Problem -> Pick up the essay on Blake's lines and the holographic universe where it stops, continuing after its last paragraph about black holes.

BEGIN Reading text

To see a World in a Grain of Sand,
And a Heaven in a Wild Flower
Hold Infinity in the palm of your hand,
And Eternity in an hour.

~ William Blake

“The phenomenal universe is perceived ‘without’ whereas it should be apperceived ‘within’ -- as every sage and prophet, including Jesus, has pointed out, and wherein it becomes ‘the kingdom of Heaven’.”

~ Wei Wu Wei

So, in penning those lines (from his poem “Auguries Of Innocence”) is William Blake simply exercising his poetic license -- demonstrating a wild breadth of imagination -- or is he offering what is actually a more-or-less true description of how things really are: a vision of a holographic universe? Or, perhaps, both?

Several days ago, a friend invited me to join her in viewing a couple episodes of Morgan Freeman’s Through The Wormhole: explorations of some of the most mind-bending aspects of contemporary physics. The one that really piqued my interest was The Riddle Of Black Holes. Fascinating stuff. If you’re not up for watching the entire episode (though I’d highly recommend it), you can skip to the 35-minute mark, and just take in the final ten minutes -- which relate most directly to this essay, and include a couple of very fun thought experiments.

Mr. Freeman begins this particular episode by recounting his own fascination, as a young boy, with a deep well, in his back yard, into which he loved to gaze, and into which, one day, he launched a small plastic toy-person, tethered to a white cloth which served as a makeshift parachute, watching it drift down and then disappear. It was a perfect image, to set the stage for an exploration of black holes: cosmic sinkholes, whose gravitational pull is so great that not even light can escape.

END Reading text
BEGIN Records supplied

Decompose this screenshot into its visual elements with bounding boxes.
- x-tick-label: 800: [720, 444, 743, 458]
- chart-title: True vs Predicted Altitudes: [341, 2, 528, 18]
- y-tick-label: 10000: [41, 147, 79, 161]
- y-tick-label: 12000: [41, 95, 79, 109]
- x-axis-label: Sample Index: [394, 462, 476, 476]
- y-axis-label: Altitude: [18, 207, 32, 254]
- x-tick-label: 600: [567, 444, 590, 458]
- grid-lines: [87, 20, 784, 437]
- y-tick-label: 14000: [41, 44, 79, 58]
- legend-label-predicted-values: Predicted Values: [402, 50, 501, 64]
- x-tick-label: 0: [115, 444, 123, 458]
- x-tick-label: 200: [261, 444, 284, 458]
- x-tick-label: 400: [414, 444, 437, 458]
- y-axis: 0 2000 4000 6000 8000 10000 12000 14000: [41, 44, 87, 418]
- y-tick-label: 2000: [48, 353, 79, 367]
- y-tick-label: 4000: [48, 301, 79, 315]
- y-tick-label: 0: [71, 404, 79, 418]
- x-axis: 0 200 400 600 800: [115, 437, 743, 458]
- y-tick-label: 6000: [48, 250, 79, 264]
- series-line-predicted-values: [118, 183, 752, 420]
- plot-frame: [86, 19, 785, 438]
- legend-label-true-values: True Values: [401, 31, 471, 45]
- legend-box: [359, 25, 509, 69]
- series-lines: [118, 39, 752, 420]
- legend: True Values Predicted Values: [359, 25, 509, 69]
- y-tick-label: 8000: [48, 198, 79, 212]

END Records supplied

Output below ->
For some time, physicists believed that whatever was drawn into a black hole was not only lost forever from the realms of the non-black-hole universe, but -- even more disturbingly -- lost forever from the universe itself, at the time of the black hole’s final dissolution. This was the conclusion reached, in particular, by physicist Stephen Hawking, and which challenged a foundational principle of modern physics: the conservation of information (or matter/energy).

Eventually another physicist -- Leonard Susskind -- rescued this “conservation of information” principle, by establishing that matter/energy which entered a black hole did not in fact disappear entirely, but rather left a two-dimensional holographic image of itself, distributed along the boundary of the black hole (known as the “event horizon”). It was this encoded information which was the source of co-called “Hawking radiation” -- subtle emanations from the event horizon, which previously had been hypothesized (by Mr. Hawking) to be unrelated to the content of the black hole. The main point here, which Susskind established, was that for every three-dimensional object drawn to the core of a black hole, there exists a corresponding two-dimensional holographic image of it, along the event horizon.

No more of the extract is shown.